Material shown:
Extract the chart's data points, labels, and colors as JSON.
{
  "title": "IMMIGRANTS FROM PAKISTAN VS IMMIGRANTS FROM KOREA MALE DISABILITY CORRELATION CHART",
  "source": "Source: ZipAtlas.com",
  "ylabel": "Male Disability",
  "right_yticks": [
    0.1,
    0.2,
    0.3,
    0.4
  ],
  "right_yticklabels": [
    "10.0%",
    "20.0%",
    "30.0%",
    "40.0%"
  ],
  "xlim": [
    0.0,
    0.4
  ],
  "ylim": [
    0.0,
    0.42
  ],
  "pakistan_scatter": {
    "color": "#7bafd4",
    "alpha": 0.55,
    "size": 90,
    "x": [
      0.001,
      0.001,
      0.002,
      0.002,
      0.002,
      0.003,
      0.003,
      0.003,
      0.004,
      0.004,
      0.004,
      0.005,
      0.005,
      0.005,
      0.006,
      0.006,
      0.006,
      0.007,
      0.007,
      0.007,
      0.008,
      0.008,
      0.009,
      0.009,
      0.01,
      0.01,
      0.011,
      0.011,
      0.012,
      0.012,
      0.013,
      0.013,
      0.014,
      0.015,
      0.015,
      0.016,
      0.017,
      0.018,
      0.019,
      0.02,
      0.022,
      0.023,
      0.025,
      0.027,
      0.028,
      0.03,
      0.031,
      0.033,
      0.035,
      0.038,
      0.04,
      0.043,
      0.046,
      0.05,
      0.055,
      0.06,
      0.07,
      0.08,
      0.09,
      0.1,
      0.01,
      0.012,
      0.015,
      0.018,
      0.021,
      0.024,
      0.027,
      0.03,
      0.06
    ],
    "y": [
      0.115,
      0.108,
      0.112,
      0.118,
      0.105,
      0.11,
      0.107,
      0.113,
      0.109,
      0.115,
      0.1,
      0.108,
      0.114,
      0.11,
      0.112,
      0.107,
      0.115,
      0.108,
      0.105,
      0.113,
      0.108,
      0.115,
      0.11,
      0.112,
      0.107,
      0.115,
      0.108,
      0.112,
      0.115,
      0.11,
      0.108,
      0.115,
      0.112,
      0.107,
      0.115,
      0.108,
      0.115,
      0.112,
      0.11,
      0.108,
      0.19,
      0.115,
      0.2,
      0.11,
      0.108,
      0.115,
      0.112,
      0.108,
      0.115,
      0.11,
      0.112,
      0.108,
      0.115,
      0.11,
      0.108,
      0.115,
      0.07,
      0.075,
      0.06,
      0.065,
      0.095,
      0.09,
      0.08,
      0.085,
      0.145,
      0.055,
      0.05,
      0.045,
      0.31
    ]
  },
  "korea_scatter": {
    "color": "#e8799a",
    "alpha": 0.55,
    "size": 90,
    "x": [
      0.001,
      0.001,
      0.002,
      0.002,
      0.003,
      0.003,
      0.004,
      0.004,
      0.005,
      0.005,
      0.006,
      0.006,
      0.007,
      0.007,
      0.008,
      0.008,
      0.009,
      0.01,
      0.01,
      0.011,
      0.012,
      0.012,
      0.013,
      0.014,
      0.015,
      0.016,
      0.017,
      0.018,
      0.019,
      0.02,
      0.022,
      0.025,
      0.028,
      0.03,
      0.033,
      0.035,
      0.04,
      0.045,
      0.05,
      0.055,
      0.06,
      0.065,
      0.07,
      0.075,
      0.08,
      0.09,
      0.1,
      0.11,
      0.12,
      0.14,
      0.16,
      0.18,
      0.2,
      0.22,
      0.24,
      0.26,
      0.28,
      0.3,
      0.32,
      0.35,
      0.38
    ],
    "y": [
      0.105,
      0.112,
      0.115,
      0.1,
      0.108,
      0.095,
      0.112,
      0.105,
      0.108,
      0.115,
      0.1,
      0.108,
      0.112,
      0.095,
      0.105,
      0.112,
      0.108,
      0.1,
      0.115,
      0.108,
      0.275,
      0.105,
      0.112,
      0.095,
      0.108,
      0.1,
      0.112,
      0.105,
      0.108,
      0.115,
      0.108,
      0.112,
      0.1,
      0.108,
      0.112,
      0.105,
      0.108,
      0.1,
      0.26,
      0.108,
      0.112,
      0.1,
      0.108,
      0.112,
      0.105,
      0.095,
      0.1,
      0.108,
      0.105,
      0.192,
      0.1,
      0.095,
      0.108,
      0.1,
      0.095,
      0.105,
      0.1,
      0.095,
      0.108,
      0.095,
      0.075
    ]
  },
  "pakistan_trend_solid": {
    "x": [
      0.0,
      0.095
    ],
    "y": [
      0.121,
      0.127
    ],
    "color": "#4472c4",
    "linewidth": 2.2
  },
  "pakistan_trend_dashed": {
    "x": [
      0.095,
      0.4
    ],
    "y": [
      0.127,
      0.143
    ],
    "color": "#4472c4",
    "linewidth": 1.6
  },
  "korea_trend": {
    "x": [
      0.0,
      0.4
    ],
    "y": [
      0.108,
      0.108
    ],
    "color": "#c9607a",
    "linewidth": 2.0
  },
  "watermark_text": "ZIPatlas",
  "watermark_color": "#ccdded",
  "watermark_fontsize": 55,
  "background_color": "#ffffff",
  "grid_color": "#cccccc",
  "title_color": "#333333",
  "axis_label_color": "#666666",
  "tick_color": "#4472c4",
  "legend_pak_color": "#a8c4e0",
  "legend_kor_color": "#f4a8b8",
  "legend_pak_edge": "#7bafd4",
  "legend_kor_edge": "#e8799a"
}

What the exercise asks: Extract every line above exactly as it stands.

Task result:
Extract the chart's data points, labels, and colors as JSON.
{
  "title": "IMMIGRANTS FROM PAKISTAN VS IMMIGRANTS FROM KOREA MALE DISABILITY CORRELATION CHART",
  "source": "Source: ZipAtlas.com",
  "ylabel": "Male Disability",
  "right_yticks": [
    0.1,
    0.2,
    0.3,
    0.4
  ],
  "right_yticklabels": [
    "10.0%",
    "20.0%",
    "30.0%",
    "40.0%"
  ],
  "xlim": [
    0.0,
    0.4
  ],
  "ylim": [
    0.0,
    0.42
  ],
  "pakistan_scatter": {
    "color": "#7bafd4",
    "alpha": 0.55,
    "size": 90,
    "x": [
      0.001,
      0.001,
      0.002,
      0.002,
      0.002,
      0.003,
      0.003,
      0.003,
      0.004,
      0.004,
      0.004,
      0.005,
      0.005,
      0.005,
      0.006,
      0.006,
      0.006,
      0.007,
      0.007,
      0.007,
      0.008,
      0.008,
      0.009,
      0.009,
      0.01,
      0.01,
      0.011,
      0.011,
      0.012,
      0.012,
      0.013,
      0.013,
      0.014,
      0.015,
      0.015,
      0.016,
      0.017,
      0.018,
      0.019,
      0.02,
      0.022,
      0.023,
      0.025,
      0.027,
      0.028,
      0.03,
      0.031,
      0.033,
      0.035,
      0.038,
      0.04,
      0.043,
      0.046,
      0.05,
      0.055,
      0.06,
      0.07,
      0.08,
      0.09,
      0.1,
      0.01,
      0.012,
      0.015,
      0.018,
      0.021,
      0.024,
      0.027,
      0.03,
      0.06
    ],
    "y": [
      0.115,
      0.108,
      0.112,
      0.118,
      0.105,
      0.11,
      0.107,
      0.113,
      0.109,
      0.115,
      0.1,
      0.108,
      0.114,
      0.11,
      0.112,
      0.107,
      0.115,
      0.108,
      0.105,
      0.113,
      0.108,
      0.115,
      0.11,
      0.112,
      0.107,
      0.115,
      0.108,
      0.112,
      0.115,
      0.11,
      0.108,
      0.115,
      0.112,
      0.107,
      0.115,
      0.108,
      0.115,
      0.112,
      0.11,
      0.108,
      0.19,
      0.115,
      0.2,
      0.11,
      0.108,
      0.115,
      0.112,
      0.108,
      0.115,
      0.11,
      0.112,
      0.108,
      0.115,
      0.11,
      0.108,
      0.115,
      0.07,
      0.075,
      0.06,
      0.065,
      0.095,
      0.09,
      0.08,
      0.085,
      0.145,
      0.055,
      0.05,
      0.045,
      0.31
    ]
  },
  "korea_scatter": {
    "color": "#e8799a",
    "alpha": 0.55,
    "size": 90,
    "x": [
      0.001,
      0.001,
      0.002,
      0.002,
      0.003,
      0.003,
      0.004,
      0.004,
      0.005,
      0.005,
      0.006,
      0.006,
      0.007,
      0.007,
      0.008,
      0.008,
      0.009,
      0.01,
      0.01,
      0.011,
      0.012,
      0.012,
      0.013,
      0.014,
      0.015,
      0.016,
      0.017,
      0.018,
      0.019,
      0.02,
      0.022,
      0.025,
      0.028,
      0.03,
      0.033,
      0.035,
      0.04,
      0.045,
      0.05,
      0.055,
      0.06,
      0.065,
      0.07,
      0.075,
      0.08,
      0.09,
      0.1,
      0.11,
      0.12,
      0.14,
      0.16,
      0.18,
      0.2,
      0.22,
      0.24,
      0.26,
      0.28,
      0.3,
      0.32,
      0.35,
      0.38
    ],
    "y": [
      0.105,
      0.112,
      0.115,
      0.1,
      0.108,
      0.095,
      0.112,
      0.105,
      0.108,
      0.115,
      0.1,
      0.108,
      0.112,
      0.095,
      0.105,
      0.112,
      0.108,
      0.1,
      0.115,
      0.108,
      0.275,
      0.105,
      0.112,
      0.095,
      0.108,
      0.1,
      0.112,
      0.105,
      0.108,
      0.115,
      0.108,
      0.112,
      0.1,
      0.108,
      0.112,
      0.105,
      0.108,
      0.1,
      0.26,
      0.108,
      0.112,
      0.1,
      0.108,
      0.112,
      0.105,
      0.095,
      0.1,
      0.108,
      0.105,
      0.192,
      0.1,
      0.095,
      0.108,
      0.1,
      0.095,
      0.105,
      0.1,
      0.095,
      0.108,
      0.095,
      0.075
    ]
  },
  "pakistan_trend_solid": {
    "x": [
      0.0,
      0.095
    ],
    "y": [
      0.121,
      0.127
    ],
    "color": "#4472c4",
    "linewidth": 2.2
  },
  "pakistan_trend_dashed": {
    "x": [
      0.095,
      0.4
    ],
    "y": [
      0.127,
      0.143
    ],
    "color": "#4472c4",
    "linewidth": 1.6
  },
  "korea_trend": {
    "x": [
      0.0,
      0.4
    ],
    "y": [
      0.108,
      0.108
    ],
    "color": "#c9607a",
    "linewidth": 2.0
  },
  "watermark_text": "ZIPatlas",
  "watermark_color": "#ccdded",
  "watermark_fontsize": 55,
  "background_color": "#ffffff",
  "grid_color": "#cccccc",
  "title_color": "#333333",
  "axis_label_color": "#666666",
  "tick_color": "#4472c4",
  "legend_pak_color": "#a8c4e0",
  "legend_kor_color": "#f4a8b8",
  "legend_pak_edge": "#7bafd4",
  "legend_kor_edge": "#e8799a"
}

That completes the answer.